#### [Goals]
#1 According to the forum post on free cash flow, how large was JDSU's goodwill write-down?
#2 Copy out the rows verbatim, beginning with the first row and ending after the row that contains "app-header: YClient Connected".

At the end of nine innings FCF = GAAP earnings or the balance sheets dont balance.

You are of course absolutely correct over the very long run - provided your GAAP earnings base includes all the special charges for "non-recurring things we recurringly screw up" aka restructuring, disco ops, big goodwill write-downs, etc. I rarely see these things in earnings models.

For instance, did JDSU's $50 billion goodwill write-down make it into the composite S&P earnings stats? I do not know the answer, but I rather doubt it.

Things get even messier on a per share basis. If you have an enterprise that is constantly issuing shares at say $5 strike price for options exercised and then repurchasing an equal number of shares at say $20 market price, the accounting symmetry on a per share basis falls apart, as the $20-$5 differential never shows up in the GAAP model (for most companies, currently), but, alas, the cash is gone out the door never to be received by Mr. Common Shareholder. I realize that most of the definitions of free cash flow wouldn't deduct for share repurchases to maintain a constant outstanding share count in the face of option exercises - but, where's the cash?

Where have all the dollars gone?
Long time passing.
Where have all the dollars gone?
CEO's picked them, every one
When will they ever learn?
When will they, e-ver learn?


Apologies to Pete Seeger



To: paul_philp who wrote (52179)7/18/2002 1:20:07 AM
From: Stock Farmer  Read Replies (1) | Respond to of 54805
 
Paul - no need for a study.

FCF = GAAP Earnings - Assets Acquired + Depreciation

At the end of nine innings, the sum of (Depreciation - Assets Acquired) had better be equal to zero. Either that or you have (a) Assets that don't depreciate, or (b) Depreciation of assets that never existed.

Thus FCF = GAAP earnings. Sans Study.

In one's computation for Free Cash Flow, important to look at cash and non-cash capital acquisition costs. Such as when a company purchases assets (like another company's IP etc.) for stock.

#### [Raw data]
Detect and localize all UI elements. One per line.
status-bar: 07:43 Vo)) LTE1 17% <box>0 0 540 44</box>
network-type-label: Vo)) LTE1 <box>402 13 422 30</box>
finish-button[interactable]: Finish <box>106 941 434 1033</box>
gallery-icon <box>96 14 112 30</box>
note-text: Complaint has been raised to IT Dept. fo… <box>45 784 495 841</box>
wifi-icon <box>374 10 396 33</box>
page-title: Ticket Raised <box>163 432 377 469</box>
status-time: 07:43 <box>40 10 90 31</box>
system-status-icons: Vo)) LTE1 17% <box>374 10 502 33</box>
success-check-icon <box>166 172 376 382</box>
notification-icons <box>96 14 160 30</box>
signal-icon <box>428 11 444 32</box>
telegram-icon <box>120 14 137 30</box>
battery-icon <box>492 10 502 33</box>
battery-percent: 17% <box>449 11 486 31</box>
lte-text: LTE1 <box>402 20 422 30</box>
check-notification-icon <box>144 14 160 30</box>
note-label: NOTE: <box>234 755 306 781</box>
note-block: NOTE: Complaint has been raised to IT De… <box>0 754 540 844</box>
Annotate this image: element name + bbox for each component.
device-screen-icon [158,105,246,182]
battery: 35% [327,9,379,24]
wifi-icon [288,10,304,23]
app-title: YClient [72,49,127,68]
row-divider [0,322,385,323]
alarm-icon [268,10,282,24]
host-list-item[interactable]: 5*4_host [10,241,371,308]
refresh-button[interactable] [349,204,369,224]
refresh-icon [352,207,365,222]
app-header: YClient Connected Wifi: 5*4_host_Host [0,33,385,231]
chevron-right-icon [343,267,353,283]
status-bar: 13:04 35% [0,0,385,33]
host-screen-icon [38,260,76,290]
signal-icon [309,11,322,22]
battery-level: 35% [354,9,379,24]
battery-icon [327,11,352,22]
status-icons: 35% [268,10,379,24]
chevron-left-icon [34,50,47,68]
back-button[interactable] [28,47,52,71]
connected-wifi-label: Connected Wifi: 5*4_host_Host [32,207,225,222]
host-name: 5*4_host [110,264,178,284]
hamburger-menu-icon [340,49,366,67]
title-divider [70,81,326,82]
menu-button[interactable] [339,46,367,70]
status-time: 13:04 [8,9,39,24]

#### [Responses to the exercise]
#1 $50 billion

#2
Detect and localize all UI elements. One per line.
status-bar: 07:43 Vo)) LTE1 17% <box>0 0 540 44</box>
network-type-label: Vo)) LTE1 <box>402 13 422 30</box>
finish-button[interactable]: Finish <box>106 941 434 1033</box>
gallery-icon <box>96 14 112 30</box>
note-text: Complaint has been raised to IT Dept. fo… <box>45 784 495 841</box>
wifi-icon <box>374 10 396 33</box>
page-title: Ticket Raised <box>163 432 377 469</box>
status-time: 07:43 <box>40 10 90 31</box>
system-status-icons: Vo)) LTE1 17% <box>374 10 502 33</box>
success-check-icon <box>166 172 376 382</box>
notification-icons <box>96 14 160 30</box>
signal-icon <box>428 11 444 32</box>
telegram-icon <box>120 14 137 30</box>
battery-icon <box>492 10 502 33</box>
battery-percent: 17% <box>449 11 486 31</box>
lte-text: LTE1 <box>402 20 422 30</box>
check-notification-icon <box>144 14 160 30</box>
note-label: NOTE: <box>234 755 306 781</box>
note-block: NOTE: Complaint has been raised to IT De… <box>0 754 540 844</box>
Annotate this image: element name + bbox for each component.
device-screen-icon [158,105,246,182]
battery: 35% [327,9,379,24]
wifi-icon [288,10,304,23]
app-title: YClient [72,49,127,68]
row-divider [0,322,385,323]
alarm-icon [268,10,282,24]
host-list-item[interactable]: 5*4_host [10,241,371,308]
refresh-button[interactable] [349,204,369,224]
refresh-icon [352,207,365,222]
app-header: YClient Connected Wifi: 5*4_host_Host [0,33,385,231]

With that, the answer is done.